Exercise inputs —

══════

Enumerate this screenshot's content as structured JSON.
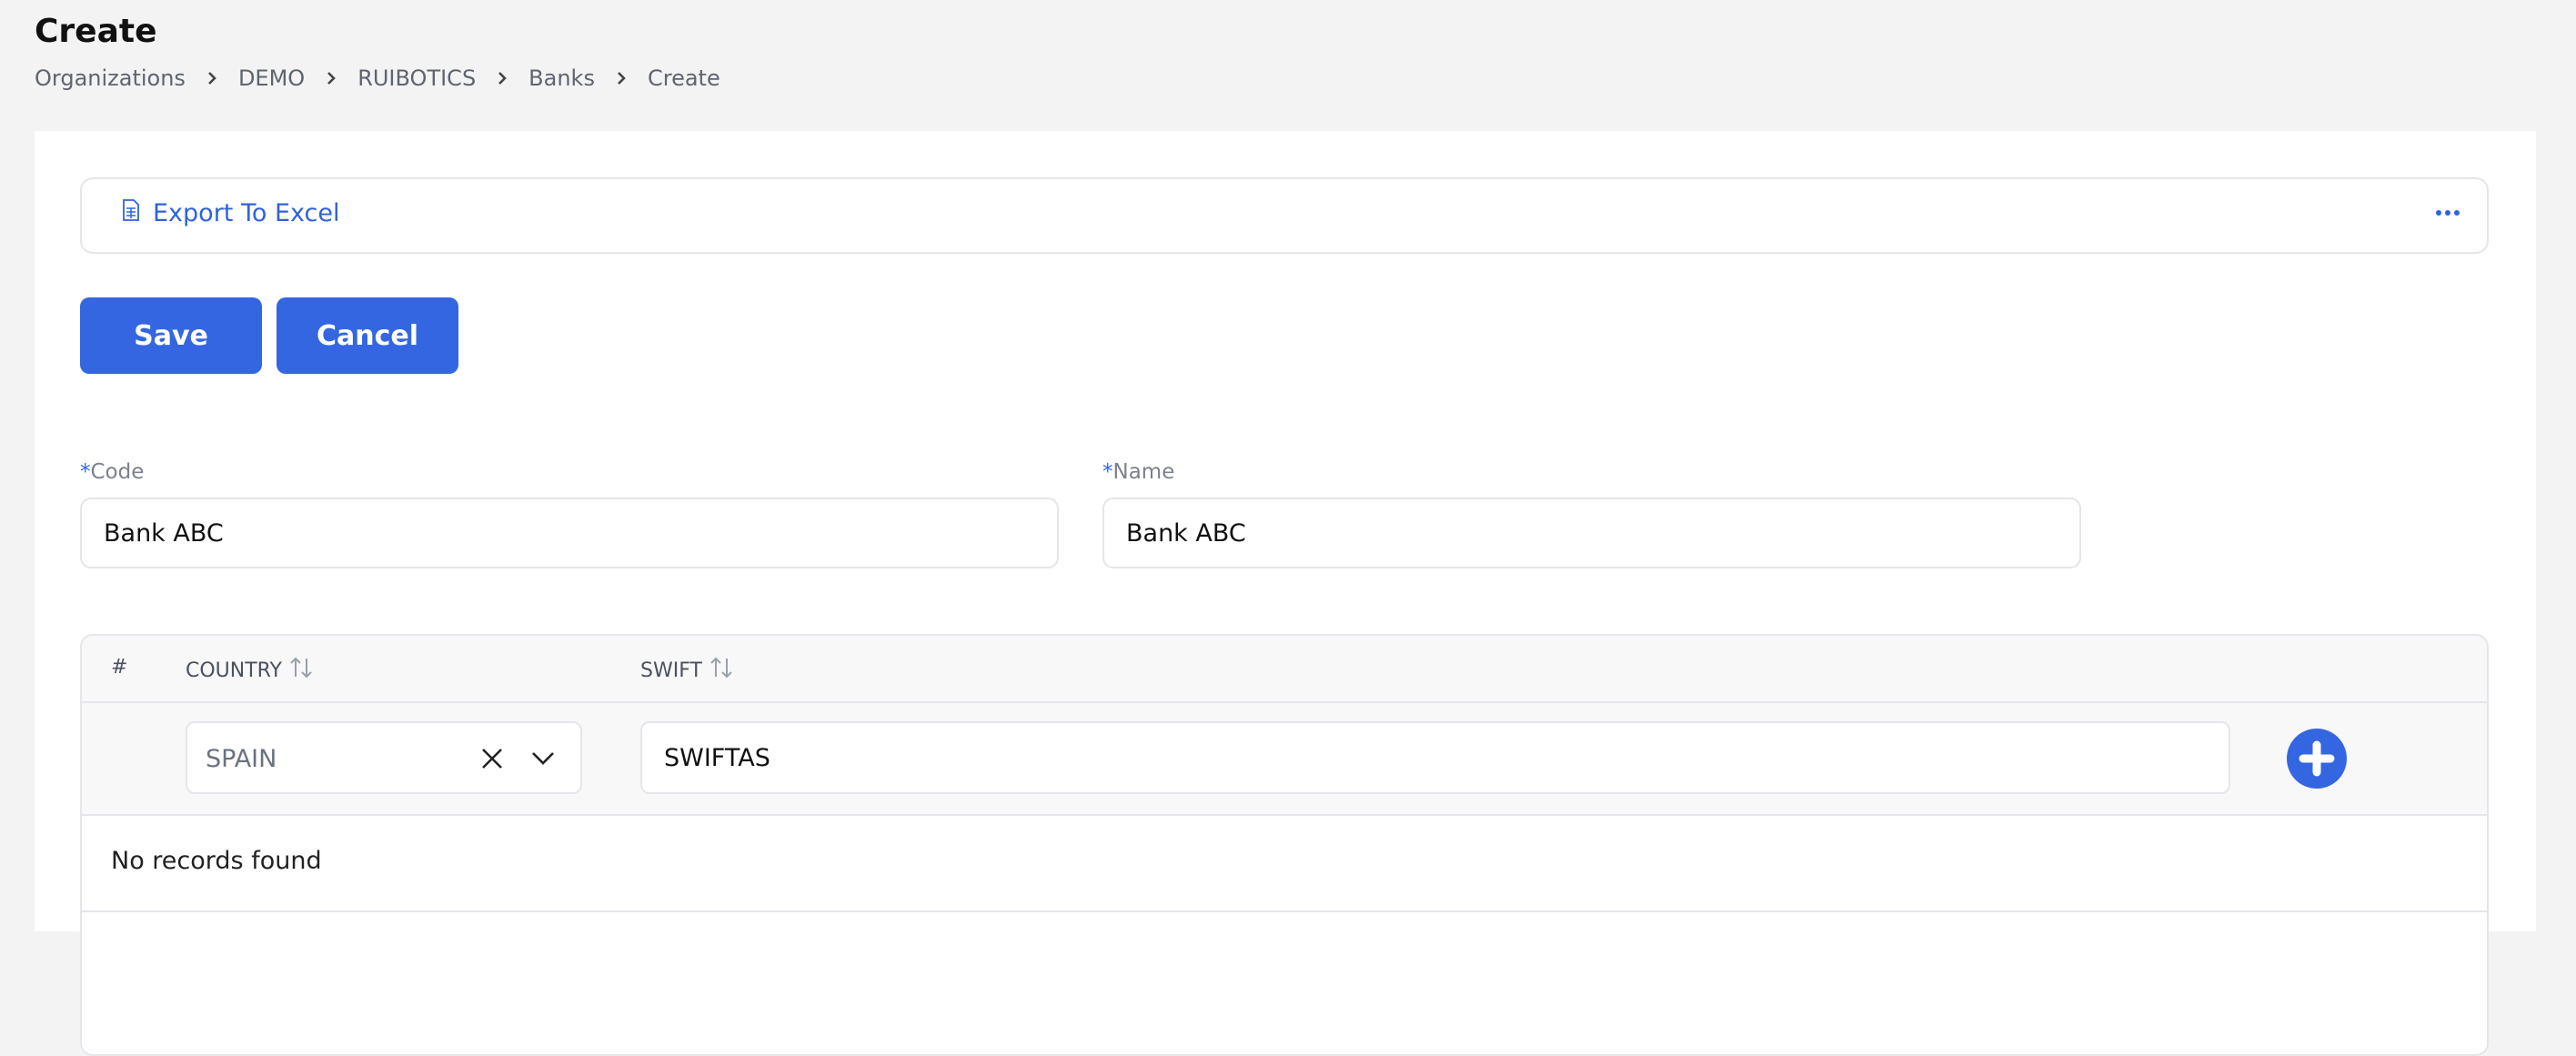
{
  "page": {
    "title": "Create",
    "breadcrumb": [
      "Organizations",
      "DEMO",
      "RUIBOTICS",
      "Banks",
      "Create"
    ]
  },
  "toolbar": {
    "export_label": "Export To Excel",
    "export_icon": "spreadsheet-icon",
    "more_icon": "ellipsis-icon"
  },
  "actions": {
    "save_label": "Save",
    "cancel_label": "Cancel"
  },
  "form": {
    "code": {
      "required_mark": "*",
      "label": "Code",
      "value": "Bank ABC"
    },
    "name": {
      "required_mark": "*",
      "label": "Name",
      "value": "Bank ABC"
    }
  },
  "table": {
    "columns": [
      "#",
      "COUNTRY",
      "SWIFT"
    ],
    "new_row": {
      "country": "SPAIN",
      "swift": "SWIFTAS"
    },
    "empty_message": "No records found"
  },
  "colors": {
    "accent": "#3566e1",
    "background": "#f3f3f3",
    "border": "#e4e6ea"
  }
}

══════

Reproduce the data verbatim. Do not carry any picture into the copy.

Enumerate this screenshot's content as structured JSON.
{
  "page": {
    "title": "Create",
    "breadcrumb": [
      "Organizations",
      "DEMO",
      "RUIBOTICS",
      "Banks",
      "Create"
    ]
  },
  "toolbar": {
    "export_label": "Export To Excel",
    "export_icon": "spreadsheet-icon",
    "more_icon": "ellipsis-icon"
  },
  "actions": {
    "save_label": "Save",
    "cancel_label": "Cancel"
  },
  "form": {
    "code": {
      "required_mark": "*",
      "label": "Code",
      "value": "Bank ABC"
    },
    "name": {
      "required_mark": "*",
      "label": "Name",
      "value": "Bank ABC"
    }
  },
  "table": {
    "columns": [
      "#",
      "COUNTRY",
      "SWIFT"
    ],
    "new_row": {
      "country": "SPAIN",
      "swift": "SWIFTAS"
    },
    "empty_message": "No records found"
  },
  "colors": {
    "accent": "#3566e1",
    "background": "#f3f3f3",
    "border": "#e4e6ea"
  }
}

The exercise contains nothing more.